### TASK TO COMPLETE
Using the listing below, select the lines with the word "ENTORNO" and copy them.

### DATA SHOWN
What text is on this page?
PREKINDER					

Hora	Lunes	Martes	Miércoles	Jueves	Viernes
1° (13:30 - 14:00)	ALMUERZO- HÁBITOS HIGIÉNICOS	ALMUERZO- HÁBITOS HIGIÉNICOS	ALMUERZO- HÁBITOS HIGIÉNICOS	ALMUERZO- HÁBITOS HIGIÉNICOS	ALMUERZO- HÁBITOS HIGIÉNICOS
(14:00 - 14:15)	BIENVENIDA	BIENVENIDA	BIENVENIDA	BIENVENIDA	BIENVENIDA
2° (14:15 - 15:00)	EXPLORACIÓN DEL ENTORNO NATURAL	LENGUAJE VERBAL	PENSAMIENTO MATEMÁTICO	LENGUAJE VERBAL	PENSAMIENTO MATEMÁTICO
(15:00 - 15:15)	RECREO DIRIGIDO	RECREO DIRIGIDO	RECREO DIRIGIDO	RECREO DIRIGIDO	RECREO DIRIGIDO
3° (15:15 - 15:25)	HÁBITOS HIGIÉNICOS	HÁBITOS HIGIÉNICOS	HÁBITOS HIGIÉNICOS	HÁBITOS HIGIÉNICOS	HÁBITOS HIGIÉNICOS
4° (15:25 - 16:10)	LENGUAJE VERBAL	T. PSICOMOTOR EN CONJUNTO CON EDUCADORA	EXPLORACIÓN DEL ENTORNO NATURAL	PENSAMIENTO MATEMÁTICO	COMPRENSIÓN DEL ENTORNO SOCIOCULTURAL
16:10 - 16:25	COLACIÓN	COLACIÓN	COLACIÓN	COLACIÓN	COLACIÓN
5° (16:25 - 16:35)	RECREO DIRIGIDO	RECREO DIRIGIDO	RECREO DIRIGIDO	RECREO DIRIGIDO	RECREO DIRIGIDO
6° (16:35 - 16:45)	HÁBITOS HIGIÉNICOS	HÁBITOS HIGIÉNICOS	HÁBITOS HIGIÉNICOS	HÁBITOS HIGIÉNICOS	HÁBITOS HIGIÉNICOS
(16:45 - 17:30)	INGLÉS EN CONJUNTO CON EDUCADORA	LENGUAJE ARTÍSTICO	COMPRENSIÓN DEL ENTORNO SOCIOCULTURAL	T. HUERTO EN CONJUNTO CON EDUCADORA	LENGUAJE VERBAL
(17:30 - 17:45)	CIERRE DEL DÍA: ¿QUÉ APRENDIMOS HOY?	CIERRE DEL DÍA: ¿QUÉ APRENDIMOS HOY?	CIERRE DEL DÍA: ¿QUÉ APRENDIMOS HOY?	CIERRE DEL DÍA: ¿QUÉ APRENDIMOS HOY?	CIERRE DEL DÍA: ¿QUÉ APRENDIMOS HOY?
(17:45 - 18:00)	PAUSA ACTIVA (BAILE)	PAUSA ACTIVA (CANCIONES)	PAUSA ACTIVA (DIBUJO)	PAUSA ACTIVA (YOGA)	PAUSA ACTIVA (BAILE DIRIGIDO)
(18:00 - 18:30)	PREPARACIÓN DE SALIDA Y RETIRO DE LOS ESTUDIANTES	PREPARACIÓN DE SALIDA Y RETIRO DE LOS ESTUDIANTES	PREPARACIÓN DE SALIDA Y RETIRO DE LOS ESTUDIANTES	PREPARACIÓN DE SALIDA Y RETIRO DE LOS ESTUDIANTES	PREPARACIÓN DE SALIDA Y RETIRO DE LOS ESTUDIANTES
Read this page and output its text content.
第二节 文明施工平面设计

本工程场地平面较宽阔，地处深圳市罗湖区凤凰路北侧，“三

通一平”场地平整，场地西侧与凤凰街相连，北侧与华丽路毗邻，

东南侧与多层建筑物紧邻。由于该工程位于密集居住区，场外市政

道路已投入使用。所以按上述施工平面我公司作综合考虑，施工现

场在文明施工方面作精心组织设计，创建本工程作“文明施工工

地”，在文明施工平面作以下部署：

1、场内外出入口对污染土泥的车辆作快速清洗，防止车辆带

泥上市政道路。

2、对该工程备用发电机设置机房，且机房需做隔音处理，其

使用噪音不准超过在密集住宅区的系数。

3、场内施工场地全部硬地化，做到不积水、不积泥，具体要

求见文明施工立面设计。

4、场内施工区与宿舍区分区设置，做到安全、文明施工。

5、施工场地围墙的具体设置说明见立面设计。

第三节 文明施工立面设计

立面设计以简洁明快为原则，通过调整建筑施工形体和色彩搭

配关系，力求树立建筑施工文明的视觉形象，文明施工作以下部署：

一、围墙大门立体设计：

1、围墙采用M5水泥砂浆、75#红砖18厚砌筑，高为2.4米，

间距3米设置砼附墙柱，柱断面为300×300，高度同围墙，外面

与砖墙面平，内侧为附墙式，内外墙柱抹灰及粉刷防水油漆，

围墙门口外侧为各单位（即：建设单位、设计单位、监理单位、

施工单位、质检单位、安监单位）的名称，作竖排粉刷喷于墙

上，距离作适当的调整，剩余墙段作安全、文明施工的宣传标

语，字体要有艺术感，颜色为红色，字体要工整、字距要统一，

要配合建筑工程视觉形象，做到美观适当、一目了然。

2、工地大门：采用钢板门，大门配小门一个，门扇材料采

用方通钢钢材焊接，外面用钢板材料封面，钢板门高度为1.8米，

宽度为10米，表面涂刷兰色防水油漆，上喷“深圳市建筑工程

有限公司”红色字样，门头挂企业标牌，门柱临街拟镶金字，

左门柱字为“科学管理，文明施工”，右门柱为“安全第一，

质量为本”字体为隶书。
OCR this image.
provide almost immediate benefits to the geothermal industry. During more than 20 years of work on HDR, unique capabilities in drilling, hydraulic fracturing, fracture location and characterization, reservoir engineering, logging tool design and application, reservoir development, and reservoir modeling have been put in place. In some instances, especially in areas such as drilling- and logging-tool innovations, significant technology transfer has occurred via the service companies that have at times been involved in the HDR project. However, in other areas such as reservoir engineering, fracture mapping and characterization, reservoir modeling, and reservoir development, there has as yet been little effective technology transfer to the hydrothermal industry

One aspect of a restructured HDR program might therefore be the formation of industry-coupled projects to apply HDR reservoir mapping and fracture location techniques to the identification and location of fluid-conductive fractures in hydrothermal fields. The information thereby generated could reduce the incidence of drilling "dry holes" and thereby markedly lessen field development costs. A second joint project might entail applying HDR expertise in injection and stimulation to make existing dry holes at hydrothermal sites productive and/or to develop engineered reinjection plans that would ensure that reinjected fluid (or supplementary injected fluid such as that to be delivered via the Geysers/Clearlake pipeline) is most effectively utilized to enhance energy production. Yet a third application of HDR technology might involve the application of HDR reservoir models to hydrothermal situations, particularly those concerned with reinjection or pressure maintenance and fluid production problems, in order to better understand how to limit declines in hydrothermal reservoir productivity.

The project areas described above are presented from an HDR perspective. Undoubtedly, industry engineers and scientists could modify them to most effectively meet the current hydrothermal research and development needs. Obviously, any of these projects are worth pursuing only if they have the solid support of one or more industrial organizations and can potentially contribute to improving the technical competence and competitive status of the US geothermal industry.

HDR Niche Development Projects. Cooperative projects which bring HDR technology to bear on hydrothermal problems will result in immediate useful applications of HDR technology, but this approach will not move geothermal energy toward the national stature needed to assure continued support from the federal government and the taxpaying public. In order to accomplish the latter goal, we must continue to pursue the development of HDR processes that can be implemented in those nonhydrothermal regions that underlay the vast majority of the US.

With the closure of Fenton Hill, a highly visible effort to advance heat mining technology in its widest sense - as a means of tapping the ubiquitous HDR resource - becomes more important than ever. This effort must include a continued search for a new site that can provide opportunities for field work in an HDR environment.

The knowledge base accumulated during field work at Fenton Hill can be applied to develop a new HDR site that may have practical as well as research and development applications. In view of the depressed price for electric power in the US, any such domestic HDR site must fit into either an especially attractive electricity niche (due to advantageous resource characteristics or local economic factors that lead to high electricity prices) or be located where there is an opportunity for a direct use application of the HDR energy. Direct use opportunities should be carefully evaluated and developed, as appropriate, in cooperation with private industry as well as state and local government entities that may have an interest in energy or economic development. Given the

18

### TASK RESULT
2° (14:15 - 15:00)	EXPLORACIÓN DEL ENTORNO NATURAL	LENGUAJE VERBAL	PENSAMIENTO MATEMÁTICO	LENGUAJE VERBAL	PENSAMIENTO MATEMÁTICO
4° (15:25 - 16:10)	LENGUAJE VERBAL	T. PSICOMOTOR EN CONJUNTO CON EDUCADORA	EXPLORACIÓN DEL ENTORNO NATURAL	PENSAMIENTO MATEMÁTICO	COMPRENSIÓN DEL ENTORNO SOCIOCULTURAL
(16:45 - 17:30)	INGLÉS EN CONJUNTO CON EDUCADORA	LENGUAJE ARTÍSTICO	COMPRENSIÓN DEL ENTORNO SOCIOCULTURAL	T. HUERTO EN CONJUNTO CON EDUCADORA	LENGUAJE VERBAL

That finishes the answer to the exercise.